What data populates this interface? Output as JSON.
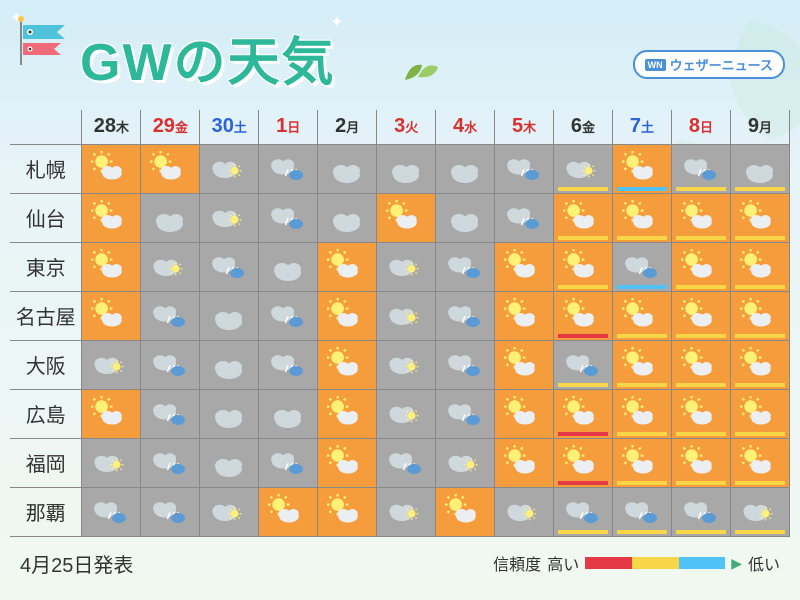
{
  "title": "GWの天気",
  "brand": {
    "logo": "WN",
    "name": "ウェザーニュース"
  },
  "publish": "4月25日発表",
  "legend": {
    "label": "信頼度",
    "high": "高い",
    "low": "低い"
  },
  "colors": {
    "title": "#2db89a",
    "cell_orange": "#f59c3d",
    "cell_gray": "#a8a8a8",
    "cell_blue": "#3b7dd8",
    "conf_red": "#e63946",
    "conf_yellow": "#f9d648",
    "conf_blue": "#4fc3f7"
  },
  "days": [
    {
      "num": "28",
      "label": "木",
      "color": "black"
    },
    {
      "num": "29",
      "label": "金",
      "color": "red"
    },
    {
      "num": "30",
      "label": "土",
      "color": "blue"
    },
    {
      "num": "1",
      "label": "日",
      "color": "red"
    },
    {
      "num": "2",
      "label": "月",
      "color": "black"
    },
    {
      "num": "3",
      "label": "火",
      "color": "red"
    },
    {
      "num": "4",
      "label": "水",
      "color": "red"
    },
    {
      "num": "5",
      "label": "木",
      "color": "red"
    },
    {
      "num": "6",
      "label": "金",
      "color": "black"
    },
    {
      "num": "7",
      "label": "土",
      "color": "blue"
    },
    {
      "num": "8",
      "label": "日",
      "color": "red"
    },
    {
      "num": "9",
      "label": "月",
      "color": "black"
    }
  ],
  "cities": [
    "札幌",
    "仙台",
    "東京",
    "名古屋",
    "大阪",
    "広島",
    "福岡",
    "那覇"
  ],
  "weather_types": {
    "sc": {
      "bg": "orange",
      "icon": "sun-cloud"
    },
    "cs": {
      "bg": "gray",
      "icon": "cloud-sun"
    },
    "cr": {
      "bg": "gray",
      "icon": "cloud-rain"
    },
    "c": {
      "bg": "gray",
      "icon": "cloud"
    },
    "rc": {
      "bg": "blue",
      "icon": "rain-cloud"
    },
    "s": {
      "bg": "orange",
      "icon": "sun"
    }
  },
  "grid": [
    [
      "sc",
      "sc",
      "cs",
      "cr",
      "c",
      "c",
      "c",
      "cr",
      "cs",
      "sc",
      "cr",
      "c"
    ],
    [
      "sc",
      "c",
      "cs",
      "cr",
      "c",
      "sc",
      "c",
      "cr",
      "sc",
      "sc",
      "sc",
      "sc"
    ],
    [
      "sc",
      "cs",
      "cr",
      "c",
      "sc",
      "cs",
      "cr",
      "sc",
      "sc",
      "cr",
      "sc",
      "sc"
    ],
    [
      "sc",
      "cr",
      "c",
      "cr",
      "sc",
      "cs",
      "cr",
      "sc",
      "sc",
      "sc",
      "sc",
      "sc"
    ],
    [
      "cs",
      "cr",
      "c",
      "cr",
      "sc",
      "cs",
      "cr",
      "sc",
      "cr",
      "sc",
      "sc",
      "sc"
    ],
    [
      "sc",
      "cr",
      "c",
      "c",
      "sc",
      "cs",
      "cr",
      "sc",
      "sc",
      "sc",
      "sc",
      "sc"
    ],
    [
      "cs",
      "cr",
      "c",
      "cr",
      "sc",
      "cr",
      "cs",
      "sc",
      "sc",
      "sc",
      "sc",
      "sc"
    ],
    [
      "cr",
      "cr",
      "cs",
      "sc",
      "sc",
      "cs",
      "sc",
      "cs",
      "cr",
      "cr",
      "cr",
      "cs"
    ]
  ],
  "confidence": [
    [
      null,
      null,
      null,
      null,
      null,
      null,
      null,
      null,
      "yellow",
      "blue",
      "yellow",
      "yellow"
    ],
    [
      null,
      null,
      null,
      null,
      null,
      null,
      null,
      null,
      "yellow",
      "yellow",
      "yellow",
      "yellow"
    ],
    [
      null,
      null,
      null,
      null,
      null,
      null,
      null,
      null,
      "yellow",
      "blue",
      "yellow",
      "yellow"
    ],
    [
      null,
      null,
      null,
      null,
      null,
      null,
      null,
      null,
      "red",
      "yellow",
      "yellow",
      "yellow"
    ],
    [
      null,
      null,
      null,
      null,
      null,
      null,
      null,
      null,
      "yellow",
      "yellow",
      "yellow",
      "yellow"
    ],
    [
      null,
      null,
      null,
      null,
      null,
      null,
      null,
      null,
      "red",
      "yellow",
      "yellow",
      "yellow"
    ],
    [
      null,
      null,
      null,
      null,
      null,
      null,
      null,
      null,
      "red",
      "yellow",
      "yellow",
      "yellow"
    ],
    [
      null,
      null,
      null,
      null,
      null,
      null,
      null,
      null,
      "yellow",
      "yellow",
      "yellow",
      "yellow"
    ]
  ]
}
....
Work to be completed
Leave out the pictures and restate everything else word for word.

Written response
What data populates this interface? Output as JSON.
{
  "title": "GWの天気",
  "brand": {
    "logo": "WN",
    "name": "ウェザーニュース"
  },
  "publish": "4月25日発表",
  "legend": {
    "label": "信頼度",
    "high": "高い",
    "low": "低い"
  },
  "colors": {
    "title": "#2db89a",
    "cell_orange": "#f59c3d",
    "cell_gray": "#a8a8a8",
    "cell_blue": "#3b7dd8",
    "conf_red": "#e63946",
    "conf_yellow": "#f9d648",
    "conf_blue": "#4fc3f7"
  },
  "days": [
    {
      "num": "28",
      "label": "木",
      "color": "black"
    },
    {
      "num": "29",
      "label": "金",
      "color": "red"
    },
    {
      "num": "30",
      "label": "土",
      "color": "blue"
    },
    {
      "num": "1",
      "label": "日",
      "color": "red"
    },
    {
      "num": "2",
      "label": "月",
      "color": "black"
    },
    {
      "num": "3",
      "label": "火",
      "color": "red"
    },
    {
      "num": "4",
      "label": "水",
      "color": "red"
    },
    {
      "num": "5",
      "label": "木",
      "color": "red"
    },
    {
      "num": "6",
      "label": "金",
      "color": "black"
    },
    {
      "num": "7",
      "label": "土",
      "color": "blue"
    },
    {
      "num": "8",
      "label": "日",
      "color": "red"
    },
    {
      "num": "9",
      "label": "月",
      "color": "black"
    }
  ],
  "cities": [
    "札幌",
    "仙台",
    "東京",
    "名古屋",
    "大阪",
    "広島",
    "福岡",
    "那覇"
  ],
  "weather_types": {
    "sc": {
      "bg": "orange",
      "icon": "sun-cloud"
    },
    "cs": {
      "bg": "gray",
      "icon": "cloud-sun"
    },
    "cr": {
      "bg": "gray",
      "icon": "cloud-rain"
    },
    "c": {
      "bg": "gray",
      "icon": "cloud"
    },
    "rc": {
      "bg": "blue",
      "icon": "rain-cloud"
    },
    "s": {
      "bg": "orange",
      "icon": "sun"
    }
  },
  "grid": [
    [
      "sc",
      "sc",
      "cs",
      "cr",
      "c",
      "c",
      "c",
      "cr",
      "cs",
      "sc",
      "cr",
      "c"
    ],
    [
      "sc",
      "c",
      "cs",
      "cr",
      "c",
      "sc",
      "c",
      "cr",
      "sc",
      "sc",
      "sc",
      "sc"
    ],
    [
      "sc",
      "cs",
      "cr",
      "c",
      "sc",
      "cs",
      "cr",
      "sc",
      "sc",
      "cr",
      "sc",
      "sc"
    ],
    [
      "sc",
      "cr",
      "c",
      "cr",
      "sc",
      "cs",
      "cr",
      "sc",
      "sc",
      "sc",
      "sc",
      "sc"
    ],
    [
      "cs",
      "cr",
      "c",
      "cr",
      "sc",
      "cs",
      "cr",
      "sc",
      "cr",
      "sc",
      "sc",
      "sc"
    ],
    [
      "sc",
      "cr",
      "c",
      "c",
      "sc",
      "cs",
      "cr",
      "sc",
      "sc",
      "sc",
      "sc",
      "sc"
    ],
    [
      "cs",
      "cr",
      "c",
      "cr",
      "sc",
      "cr",
      "cs",
      "sc",
      "sc",
      "sc",
      "sc",
      "sc"
    ],
    [
      "cr",
      "cr",
      "cs",
      "sc",
      "sc",
      "cs",
      "sc",
      "cs",
      "cr",
      "cr",
      "cr",
      "cs"
    ]
  ],
  "confidence": [
    [
      null,
      null,
      null,
      null,
      null,
      null,
      null,
      null,
      "yellow",
      "blue",
      "yellow",
      "yellow"
    ],
    [
      null,
      null,
      null,
      null,
      null,
      null,
      null,
      null,
      "yellow",
      "yellow",
      "yellow",
      "yellow"
    ],
    [
      null,
      null,
      null,
      null,
      null,
      null,
      null,
      null,
      "yellow",
      "blue",
      "yellow",
      "yellow"
    ],
    [
      null,
      null,
      null,
      null,
      null,
      null,
      null,
      null,
      "red",
      "yellow",
      "yellow",
      "yellow"
    ],
    [
      null,
      null,
      null,
      null,
      null,
      null,
      null,
      null,
      "yellow",
      "yellow",
      "yellow",
      "yellow"
    ],
    [
      null,
      null,
      null,
      null,
      null,
      null,
      null,
      null,
      "red",
      "yellow",
      "yellow",
      "yellow"
    ],
    [
      null,
      null,
      null,
      null,
      null,
      null,
      null,
      null,
      "red",
      "yellow",
      "yellow",
      "yellow"
    ],
    [
      null,
      null,
      null,
      null,
      null,
      null,
      null,
      null,
      "yellow",
      "yellow",
      "yellow",
      "yellow"
    ]
  ]
}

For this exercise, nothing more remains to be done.